• What the task requires
Leave out the pictures and repeat the data exactly.

-- Start Given entries --

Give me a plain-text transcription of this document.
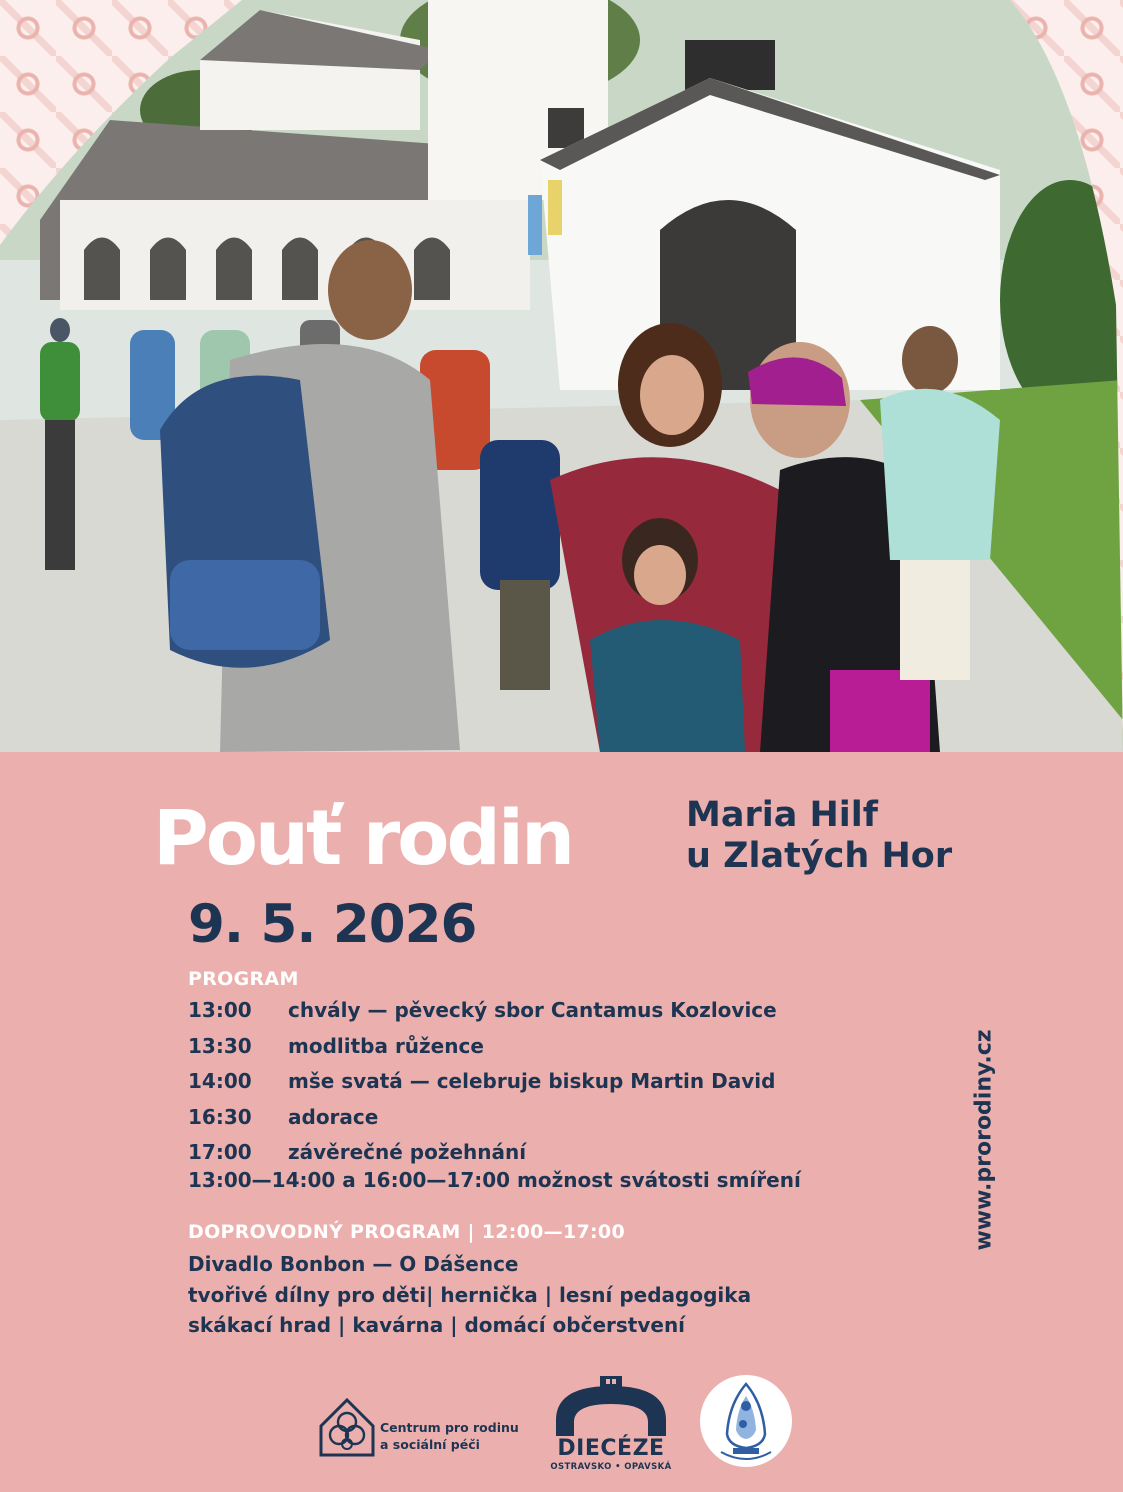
Pouť rodin	Maria Hilf
u Zlatých Hor
9. 5. 2026
PROGRAM
13:00 chvály — pěvecký sbor Cantamus Kozlovice
13:30 modlitba růžence
14:00 mše svatá — celebruje biskup Martin David
16:30 adorace
17:00 závěrečné požehnání
13:00—14:00 a 16:00—17:00 možnost svátosti smíření
DOPROVODNÝ PROGRAM | 12:00—17:00
Divadlo Bonbon — O Dášence
tvořivé dílny pro děti| hernička | lesní pedagogika
skákací hrad | kavárna | domácí občerstvení
www.prorodiny.cz
Centrum pro rodinu
a sociální péči	DIECÉZE
OSTRAVSKO • OPAVSKÁ
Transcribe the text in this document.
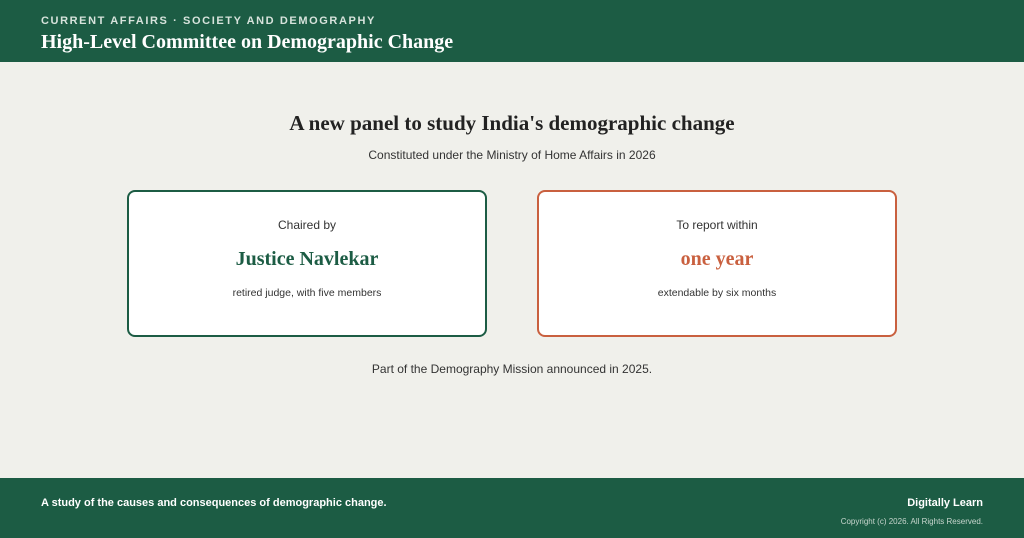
CURRENT AFFAIRS · SOCIETY AND DEMOGRAPHY
High-Level Committee on Demographic Change
A new panel to study India's demographic change
Constituted under the Ministry of Home Affairs in 2026
Chaired by
Justice Navlekar
retired judge, with five members
To report within
one year
extendable by six months
Part of the Demography Mission announced in 2025.
A study of the causes and consequences of demographic change.	Digitally Learn
Copyright (c) 2026. All Rights Reserved.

-- End Given entries --

• Task solution
Give me a plain-text transcription of this document.
Pouť rodin	Maria Hilf
u Zlatých Hor
9. 5. 2026
PROGRAM
13:00 chvály — pěvecký sbor Cantamus Kozlovice
13:30 modlitba růžence
14:00 mše svatá — celebruje biskup Martin David
16:30 adorace
17:00 závěrečné požehnání
13:00—14:00 a 16:00—17:00 možnost svátosti smíření
DOPROVODNÝ PROGRAM | 12:00—17:00
Divadlo Bonbon — O Dášence
tvořivé dílny pro děti| hernička | lesní pedagogika
skákací hrad | kavárna | domácí občerstvení
www.prorodiny.cz
Centrum pro rodinu
a sociální péči	DIECÉZE
OSTRAVSKO • OPAVSKÁ
Transcribe the text in this document.
CURRENT AFFAIRS · SOCIETY AND DEMOGRAPHY
High-Level Committee on Demographic Change
A new panel to study India's demographic change
Constituted under the Ministry of Home Affairs in 2026
Chaired by
Justice Navlekar
retired judge, with five members
To report within
one year
extendable by six months
Part of the Demography Mission announced in 2025.
A study of the causes and consequences of demographic change.	Digitally Learn
Copyright (c) 2026. All Rights Reserved.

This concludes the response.